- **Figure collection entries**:

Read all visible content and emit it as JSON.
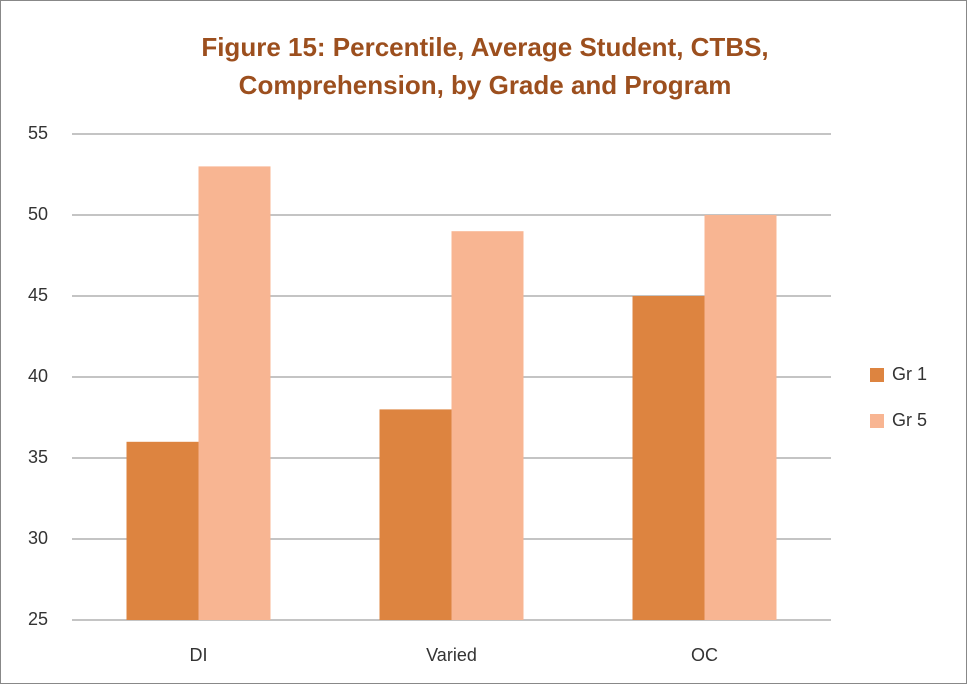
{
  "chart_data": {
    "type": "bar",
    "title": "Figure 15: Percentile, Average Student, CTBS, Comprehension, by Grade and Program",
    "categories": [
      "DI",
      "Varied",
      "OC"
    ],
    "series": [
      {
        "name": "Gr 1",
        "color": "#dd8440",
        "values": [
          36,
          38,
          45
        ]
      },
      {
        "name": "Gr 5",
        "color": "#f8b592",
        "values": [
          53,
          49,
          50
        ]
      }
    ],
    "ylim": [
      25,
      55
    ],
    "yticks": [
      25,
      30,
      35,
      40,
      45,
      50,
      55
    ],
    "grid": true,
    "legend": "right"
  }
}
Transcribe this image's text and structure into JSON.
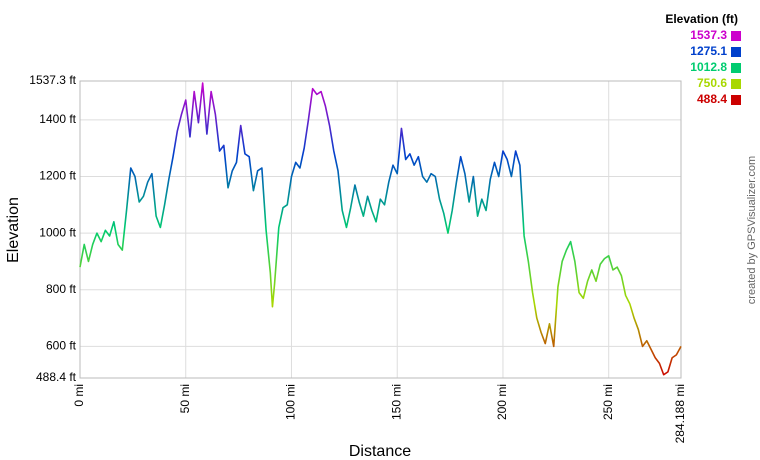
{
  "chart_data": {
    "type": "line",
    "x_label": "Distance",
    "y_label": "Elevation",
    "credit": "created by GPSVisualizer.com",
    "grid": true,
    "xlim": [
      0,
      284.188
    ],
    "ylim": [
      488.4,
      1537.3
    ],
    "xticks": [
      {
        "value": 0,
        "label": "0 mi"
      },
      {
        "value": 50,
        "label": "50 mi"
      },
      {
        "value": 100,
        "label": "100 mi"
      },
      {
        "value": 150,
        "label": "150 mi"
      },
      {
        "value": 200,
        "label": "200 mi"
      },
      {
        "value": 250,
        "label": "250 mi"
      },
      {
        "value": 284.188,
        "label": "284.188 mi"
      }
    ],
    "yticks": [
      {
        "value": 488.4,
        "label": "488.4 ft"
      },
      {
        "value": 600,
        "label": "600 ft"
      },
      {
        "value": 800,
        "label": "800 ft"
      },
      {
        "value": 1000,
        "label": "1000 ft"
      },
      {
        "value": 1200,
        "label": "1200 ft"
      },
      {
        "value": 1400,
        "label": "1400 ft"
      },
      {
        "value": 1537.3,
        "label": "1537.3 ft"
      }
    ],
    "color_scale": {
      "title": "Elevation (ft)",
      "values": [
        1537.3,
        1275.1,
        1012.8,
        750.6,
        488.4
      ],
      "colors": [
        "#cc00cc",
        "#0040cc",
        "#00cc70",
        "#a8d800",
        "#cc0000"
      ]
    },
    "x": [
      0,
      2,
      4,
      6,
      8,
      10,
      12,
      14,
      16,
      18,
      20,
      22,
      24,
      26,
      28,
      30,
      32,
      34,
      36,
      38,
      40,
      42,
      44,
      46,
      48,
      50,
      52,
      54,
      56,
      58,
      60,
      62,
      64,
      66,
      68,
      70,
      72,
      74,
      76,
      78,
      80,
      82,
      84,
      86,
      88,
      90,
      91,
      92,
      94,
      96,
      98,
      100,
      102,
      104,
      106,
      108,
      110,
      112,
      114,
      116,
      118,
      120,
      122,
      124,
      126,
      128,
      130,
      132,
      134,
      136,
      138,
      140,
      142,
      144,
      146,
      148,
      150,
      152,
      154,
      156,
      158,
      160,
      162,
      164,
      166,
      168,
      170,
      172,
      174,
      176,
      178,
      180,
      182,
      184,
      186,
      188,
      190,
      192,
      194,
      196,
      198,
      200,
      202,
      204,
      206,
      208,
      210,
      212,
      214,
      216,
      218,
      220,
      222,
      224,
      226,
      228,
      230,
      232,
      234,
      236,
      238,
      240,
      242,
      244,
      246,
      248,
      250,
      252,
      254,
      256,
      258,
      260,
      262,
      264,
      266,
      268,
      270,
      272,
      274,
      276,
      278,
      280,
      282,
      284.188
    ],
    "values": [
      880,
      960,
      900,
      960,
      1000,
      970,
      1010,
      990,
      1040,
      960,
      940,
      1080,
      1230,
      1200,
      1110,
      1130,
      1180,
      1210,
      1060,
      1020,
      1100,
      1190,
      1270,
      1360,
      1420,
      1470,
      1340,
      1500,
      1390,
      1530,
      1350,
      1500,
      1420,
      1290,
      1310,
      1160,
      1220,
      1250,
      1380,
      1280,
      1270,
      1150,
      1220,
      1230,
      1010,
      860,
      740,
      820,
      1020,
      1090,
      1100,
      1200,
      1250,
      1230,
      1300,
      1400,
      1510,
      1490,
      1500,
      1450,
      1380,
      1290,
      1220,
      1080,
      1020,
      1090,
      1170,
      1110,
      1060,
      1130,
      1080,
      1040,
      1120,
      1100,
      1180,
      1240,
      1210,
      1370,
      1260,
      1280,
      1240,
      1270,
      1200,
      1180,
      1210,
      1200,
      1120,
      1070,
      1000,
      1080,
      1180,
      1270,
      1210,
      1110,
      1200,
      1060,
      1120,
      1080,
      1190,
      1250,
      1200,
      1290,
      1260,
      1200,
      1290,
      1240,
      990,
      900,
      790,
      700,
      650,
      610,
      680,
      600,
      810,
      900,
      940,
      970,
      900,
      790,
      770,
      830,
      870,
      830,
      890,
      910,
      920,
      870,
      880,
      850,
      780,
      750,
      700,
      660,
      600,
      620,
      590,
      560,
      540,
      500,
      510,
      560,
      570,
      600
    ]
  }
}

...

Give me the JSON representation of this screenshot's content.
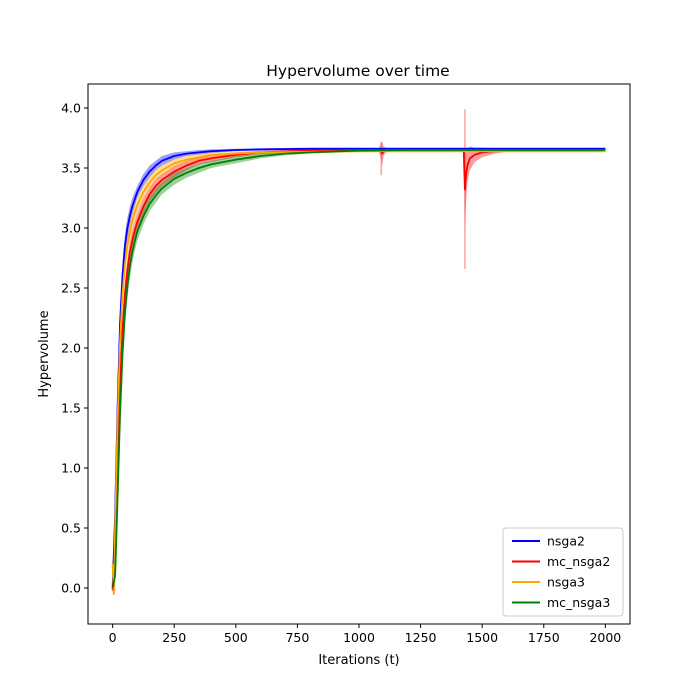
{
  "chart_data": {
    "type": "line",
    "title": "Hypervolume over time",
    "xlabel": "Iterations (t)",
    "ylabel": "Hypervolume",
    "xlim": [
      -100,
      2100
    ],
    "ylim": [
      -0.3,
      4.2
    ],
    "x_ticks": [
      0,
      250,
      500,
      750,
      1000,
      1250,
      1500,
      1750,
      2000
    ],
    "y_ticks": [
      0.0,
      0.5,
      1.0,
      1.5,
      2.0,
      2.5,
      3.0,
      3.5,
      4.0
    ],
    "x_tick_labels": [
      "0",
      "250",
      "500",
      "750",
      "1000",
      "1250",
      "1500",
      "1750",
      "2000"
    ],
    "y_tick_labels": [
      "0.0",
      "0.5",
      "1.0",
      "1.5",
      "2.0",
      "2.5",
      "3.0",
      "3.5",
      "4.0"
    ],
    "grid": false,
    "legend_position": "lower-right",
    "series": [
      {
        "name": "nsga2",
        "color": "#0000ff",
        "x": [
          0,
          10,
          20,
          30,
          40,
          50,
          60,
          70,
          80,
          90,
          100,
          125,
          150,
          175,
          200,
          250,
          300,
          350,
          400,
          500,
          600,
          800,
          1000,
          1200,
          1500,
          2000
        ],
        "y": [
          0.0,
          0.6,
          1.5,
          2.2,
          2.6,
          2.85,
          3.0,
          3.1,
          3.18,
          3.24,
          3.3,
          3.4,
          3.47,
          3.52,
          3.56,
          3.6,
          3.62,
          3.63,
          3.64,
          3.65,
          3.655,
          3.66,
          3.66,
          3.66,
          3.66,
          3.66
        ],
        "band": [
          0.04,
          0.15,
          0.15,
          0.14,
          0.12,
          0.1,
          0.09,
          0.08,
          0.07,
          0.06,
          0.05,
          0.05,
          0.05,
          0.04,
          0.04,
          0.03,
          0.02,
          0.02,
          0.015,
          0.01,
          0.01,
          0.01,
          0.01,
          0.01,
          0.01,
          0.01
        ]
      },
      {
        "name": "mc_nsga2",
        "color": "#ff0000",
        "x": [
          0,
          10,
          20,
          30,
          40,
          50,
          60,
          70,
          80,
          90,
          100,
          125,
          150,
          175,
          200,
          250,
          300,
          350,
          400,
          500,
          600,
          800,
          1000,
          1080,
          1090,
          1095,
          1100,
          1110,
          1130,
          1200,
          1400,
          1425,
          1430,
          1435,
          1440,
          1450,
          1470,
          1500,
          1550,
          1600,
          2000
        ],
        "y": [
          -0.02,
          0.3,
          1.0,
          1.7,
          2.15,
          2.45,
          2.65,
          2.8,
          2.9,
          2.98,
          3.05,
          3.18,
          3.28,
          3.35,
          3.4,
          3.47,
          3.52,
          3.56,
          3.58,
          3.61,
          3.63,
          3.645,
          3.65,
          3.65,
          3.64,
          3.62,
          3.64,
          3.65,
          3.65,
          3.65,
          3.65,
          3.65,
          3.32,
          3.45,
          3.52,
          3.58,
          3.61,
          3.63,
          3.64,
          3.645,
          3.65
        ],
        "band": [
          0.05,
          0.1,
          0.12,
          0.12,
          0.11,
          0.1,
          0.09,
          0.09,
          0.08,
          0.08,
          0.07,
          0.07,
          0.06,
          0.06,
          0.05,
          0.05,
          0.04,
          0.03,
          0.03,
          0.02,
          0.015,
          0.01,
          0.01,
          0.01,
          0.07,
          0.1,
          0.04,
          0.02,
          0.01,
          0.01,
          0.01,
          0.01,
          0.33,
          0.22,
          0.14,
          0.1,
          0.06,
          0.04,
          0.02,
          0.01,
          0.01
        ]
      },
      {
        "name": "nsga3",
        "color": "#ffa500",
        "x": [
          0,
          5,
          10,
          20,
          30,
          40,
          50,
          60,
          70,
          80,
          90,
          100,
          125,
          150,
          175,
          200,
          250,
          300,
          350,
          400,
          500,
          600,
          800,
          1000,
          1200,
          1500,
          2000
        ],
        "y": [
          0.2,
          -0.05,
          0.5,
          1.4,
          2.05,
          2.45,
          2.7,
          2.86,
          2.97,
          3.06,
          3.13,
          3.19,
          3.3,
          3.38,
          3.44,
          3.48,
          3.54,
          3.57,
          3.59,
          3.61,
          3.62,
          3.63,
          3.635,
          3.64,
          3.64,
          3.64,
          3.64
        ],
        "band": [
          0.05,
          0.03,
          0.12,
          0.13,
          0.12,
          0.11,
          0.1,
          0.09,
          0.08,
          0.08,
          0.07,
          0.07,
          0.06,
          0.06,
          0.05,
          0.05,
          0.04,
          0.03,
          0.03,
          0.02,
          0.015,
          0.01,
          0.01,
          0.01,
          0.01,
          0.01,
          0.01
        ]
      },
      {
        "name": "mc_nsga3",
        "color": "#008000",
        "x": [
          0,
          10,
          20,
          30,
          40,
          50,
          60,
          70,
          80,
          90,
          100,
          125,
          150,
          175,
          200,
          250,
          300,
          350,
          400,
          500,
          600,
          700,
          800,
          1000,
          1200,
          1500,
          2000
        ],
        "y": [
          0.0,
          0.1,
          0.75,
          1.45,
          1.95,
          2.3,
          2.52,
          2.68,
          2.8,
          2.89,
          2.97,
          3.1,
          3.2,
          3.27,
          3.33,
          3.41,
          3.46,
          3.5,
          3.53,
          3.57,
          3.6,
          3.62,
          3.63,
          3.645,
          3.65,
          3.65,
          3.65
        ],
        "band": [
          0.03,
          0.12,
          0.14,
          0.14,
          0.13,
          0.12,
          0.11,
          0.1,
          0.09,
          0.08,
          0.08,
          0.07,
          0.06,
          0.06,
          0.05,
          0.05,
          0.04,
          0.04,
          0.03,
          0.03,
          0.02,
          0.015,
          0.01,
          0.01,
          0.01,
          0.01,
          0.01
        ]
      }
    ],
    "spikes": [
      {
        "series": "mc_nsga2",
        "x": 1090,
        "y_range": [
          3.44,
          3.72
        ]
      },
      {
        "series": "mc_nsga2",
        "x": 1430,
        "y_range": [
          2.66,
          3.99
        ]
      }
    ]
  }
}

- **TASK DIRECTIONS**: Copy every line of the records above that contains "name".

- **TASK RESPONSE**:
        "name": "Gr 1",
        "name": "Gr 5",
        "name": "nsga2",
        "name": "mc_nsga2",
        "name": "nsga3",
        "name": "mc_nsga3",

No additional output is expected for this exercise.